**Provided material**
## BEGIN

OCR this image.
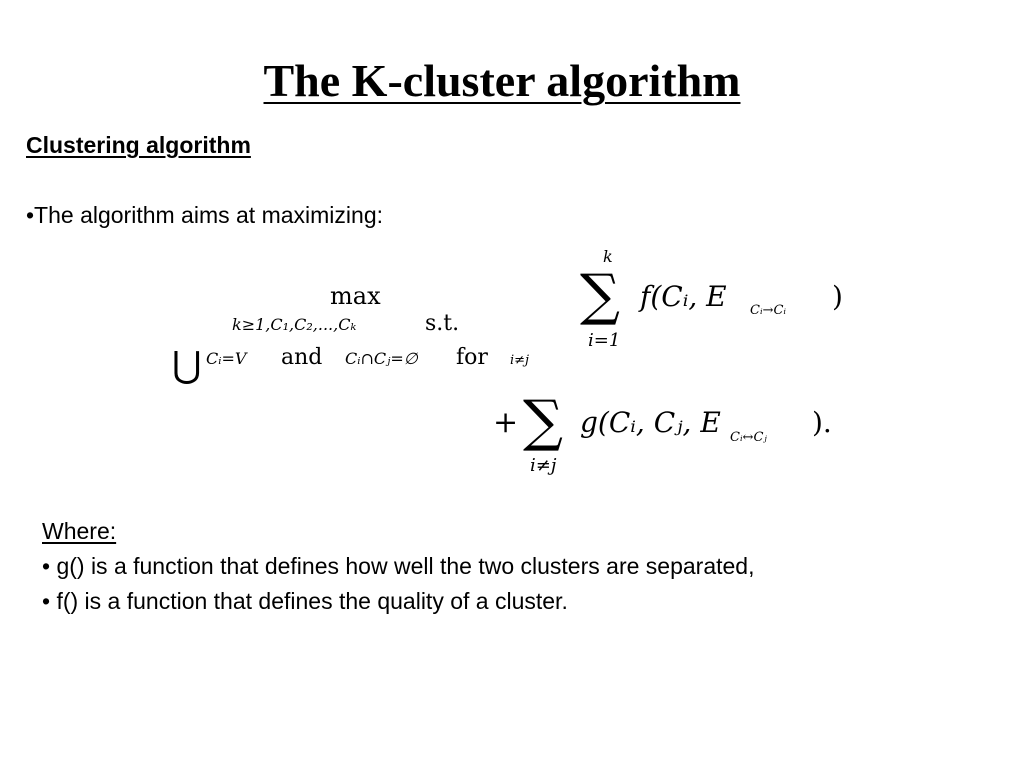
The K-cluster algorithm
Clustering algorithm

•The algorithm aims at maximizing:

max
k≥1,C₁,C₂,...,Cₖ	s.t.
⋃ Cᵢ=V and Cᵢ∩Cⱼ=∅ for i≠j
k
∑
i=1
f(Cᵢ, E Cᵢ→Cᵢ )
+ ∑
i≠j
g(Cᵢ, Cⱼ, E Cᵢ↔Cⱼ ).
Where:
• g() is a function that defines how well the two clusters are separated,
• f() is a function that defines the quality of a cluster.
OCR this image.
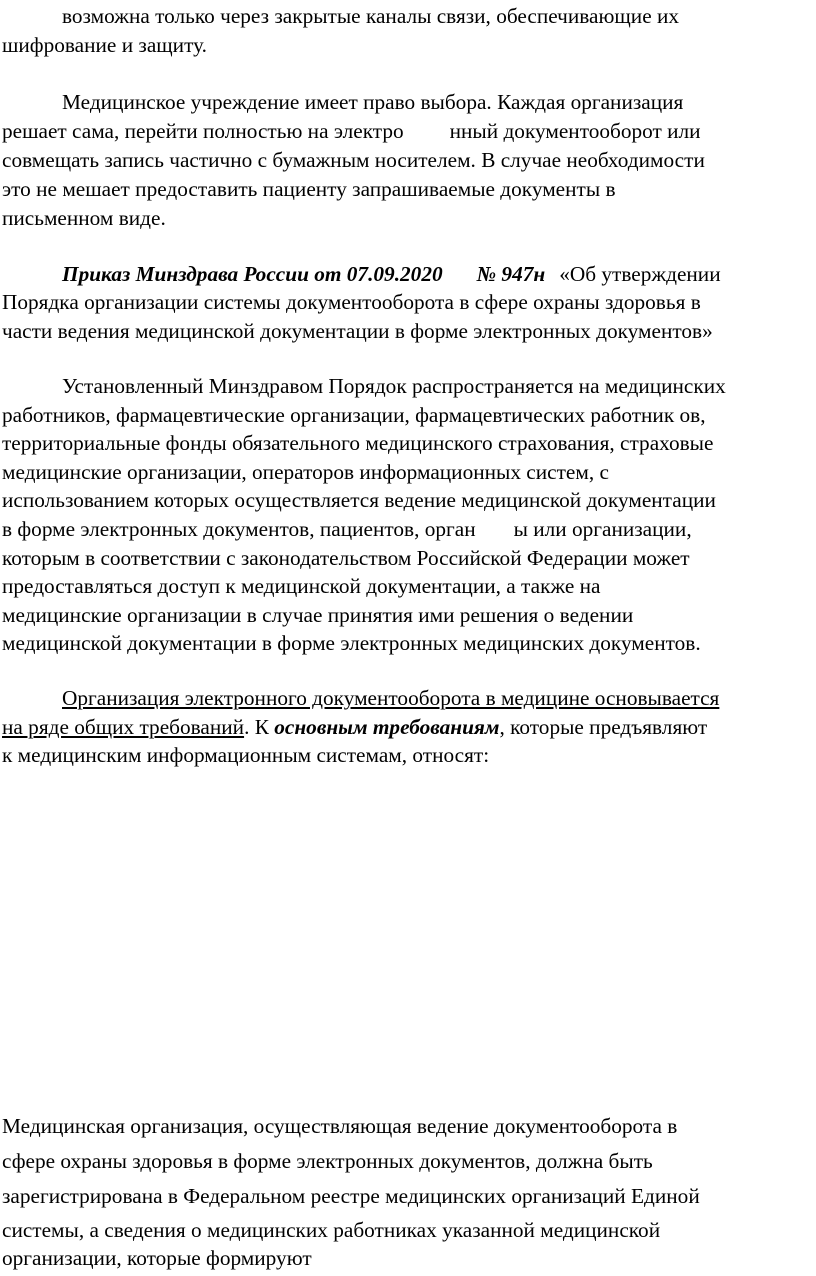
возможна только через закрытые каналы связи, обеспечивающие их
шифрование и защиту.
Медицинское учреждение имеет право выбора. Каждая организация
решает сама, перейти полностью на электро нный документооборот или
совмещать запись частично с бумажным носителем. В случае необходимости
это не мешает предоставить пациенту запрашиваемые документы в
письменном виде.
Приказ Минздрава России от 07.09.2020 № 947н «Об утверждении
Порядка организации системы документооборота в сфере охраны здоровья в
части ведения медицинской документации в форме электронных документов»
Установленный Минздравом Порядок распространяется на медицинских
работников, фармацевтические организации, фармацевтических работник ов,
территориальные фонды обязательного медицинского страхования, страховые
медицинские организации, операторов информационных систем, с
использованием которых осуществляется ведение медицинской документации
в форме электронных документов, пациентов, орган ы или организации,
которым в соответствии с законодательством Российской Федерации может
предоставляться доступ к медицинской документации, а также на
медицинские организации в случае принятия ими решения о ведении
медицинской документации в форме электронных медицинских документов.
Организация электронного документооборота в медицине основывается
на ряде общих требований. К основным требованиям, которые предъявляют
к медицинским информационным системам, относят:
Медицинская организация, осуществляющая ведение документооборота в
сфере охраны здоровья в форме электронных документов, должна быть
зарегистрирована в Федеральном реестре медицинских организаций Единой
системы, а сведения о медицинских работниках указанной медицинской
организации, которые формируют
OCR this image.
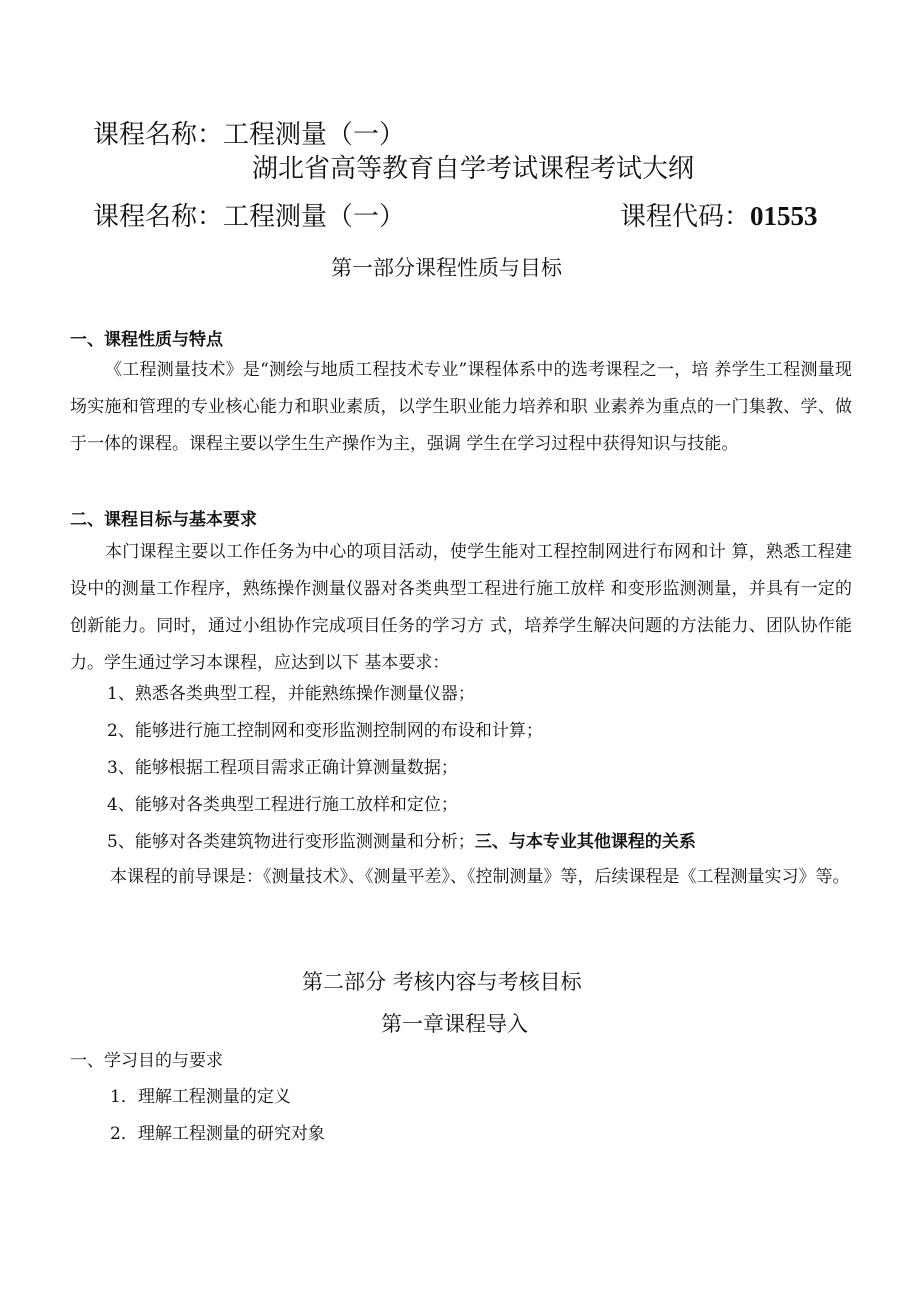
课程名称：工程测量（一）
湖北省高等教育自学考试课程考试大纲
课程名称：工程测量（一）	课程代码：01553
第一部分课程性质与目标
一、课程性质与特点
《工程测量技术》是“测绘与地质工程技术专业”课程体系中的选考课程之一，培 养学生工程测量现场实施和管理的专业核心能力和职业素质，以学生职业能力培养和职 业素养为重点的一门集教、学、做于一体的课程。课程主要以学生生产操作为主，强调 学生在学习过程中获得知识与技能。
二、课程目标与基本要求
本门课程主要以工作任务为中心的项目活动，使学生能对工程控制网进行布网和计 算，熟悉工程建设中的测量工作程序，熟练操作测量仪器对各类典型工程进行施工放样 和变形监测测量，并具有一定的创新能力。同时，通过小组协作完成项目任务的学习方 式，培养学生解决问题的方法能力、团队协作能力。学生通过学习本课程，应达到以下 基本要求：
1、熟悉各类典型工程，并能熟练操作测量仪器；
2、能够进行施工控制网和变形监测控制网的布设和计算；
3、能够根据工程项目需求正确计算测量数据；
4、能够对各类典型工程进行施工放样和定位；
5、能够对各类建筑物进行变形监测测量和分析；三、与本专业其他课程的关系
本课程的前导课是：《测量技术》、《测量平差》、《控制测量》等，后续课程是《工程测量实习》等。
第二部分 考核内容与考核目标
第一章课程导入
一、学习目的与要求
1．理解工程测量的定义
2．理解工程测量的研究对象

## END

**What is needed**
All of the lines above should be retyped precisely, apart from the pictures.

**Correct response**
OCR this image.
The K-cluster algorithm
Clustering algorithm

•The algorithm aims at maximizing:

max
k≥1,C₁,C₂,...,Cₖ	s.t.
⋃ Cᵢ=V and Cᵢ∩Cⱼ=∅ for i≠j
k
∑
i=1
f(Cᵢ, E Cᵢ→Cᵢ )
+ ∑
i≠j
g(Cᵢ, Cⱼ, E Cᵢ↔Cⱼ ).
Where:
• g() is a function that defines how well the two clusters are separated,
• f() is a function that defines the quality of a cluster.
OCR this image.
возможна только через закрытые каналы связи, обеспечивающие их
шифрование и защиту.
Медицинское учреждение имеет право выбора. Каждая организация
решает сама, перейти полностью на электро нный документооборот или
совмещать запись частично с бумажным носителем. В случае необходимости
это не мешает предоставить пациенту запрашиваемые документы в
письменном виде.
Приказ Минздрава России от 07.09.2020 № 947н «Об утверждении
Порядка организации системы документооборота в сфере охраны здоровья в
части ведения медицинской документации в форме электронных документов»
Установленный Минздравом Порядок распространяется на медицинских
работников, фармацевтические организации, фармацевтических работник ов,
территориальные фонды обязательного медицинского страхования, страховые
медицинские организации, операторов информационных систем, с
использованием которых осуществляется ведение медицинской документации
в форме электронных документов, пациентов, орган ы или организации,
которым в соответствии с законодательством Российской Федерации может
предоставляться доступ к медицинской документации, а также на
медицинские организации в случае принятия ими решения о ведении
медицинской документации в форме электронных медицинских документов.
Организация электронного документооборота в медицине основывается
на ряде общих требований. К основным требованиям, которые предъявляют
к медицинским информационным системам, относят:
Медицинская организация, осуществляющая ведение документооборота в
сфере охраны здоровья в форме электронных документов, должна быть
зарегистрирована в Федеральном реестре медицинских организаций Единой
системы, а сведения о медицинских работниках указанной медицинской
организации, которые формируют
OCR this image.
课程名称：工程测量（一）
湖北省高等教育自学考试课程考试大纲
课程名称：工程测量（一）	课程代码：01553
第一部分课程性质与目标
一、课程性质与特点
《工程测量技术》是“测绘与地质工程技术专业”课程体系中的选考课程之一，培 养学生工程测量现场实施和管理的专业核心能力和职业素质，以学生职业能力培养和职 业素养为重点的一门集教、学、做于一体的课程。课程主要以学生生产操作为主，强调 学生在学习过程中获得知识与技能。
二、课程目标与基本要求
本门课程主要以工作任务为中心的项目活动，使学生能对工程控制网进行布网和计 算，熟悉工程建设中的测量工作程序，熟练操作测量仪器对各类典型工程进行施工放样 和变形监测测量，并具有一定的创新能力。同时，通过小组协作完成项目任务的学习方 式，培养学生解决问题的方法能力、团队协作能力。学生通过学习本课程，应达到以下 基本要求：
1、熟悉各类典型工程，并能熟练操作测量仪器；
2、能够进行施工控制网和变形监测控制网的布设和计算；
3、能够根据工程项目需求正确计算测量数据；
4、能够对各类典型工程进行施工放样和定位；
5、能够对各类建筑物进行变形监测测量和分析；三、与本专业其他课程的关系
本课程的前导课是：《测量技术》、《测量平差》、《控制测量》等，后续课程是《工程测量实习》等。
第二部分 考核内容与考核目标
第一章课程导入
一、学习目的与要求
1．理解工程测量的定义
2．理解工程测量的研究对象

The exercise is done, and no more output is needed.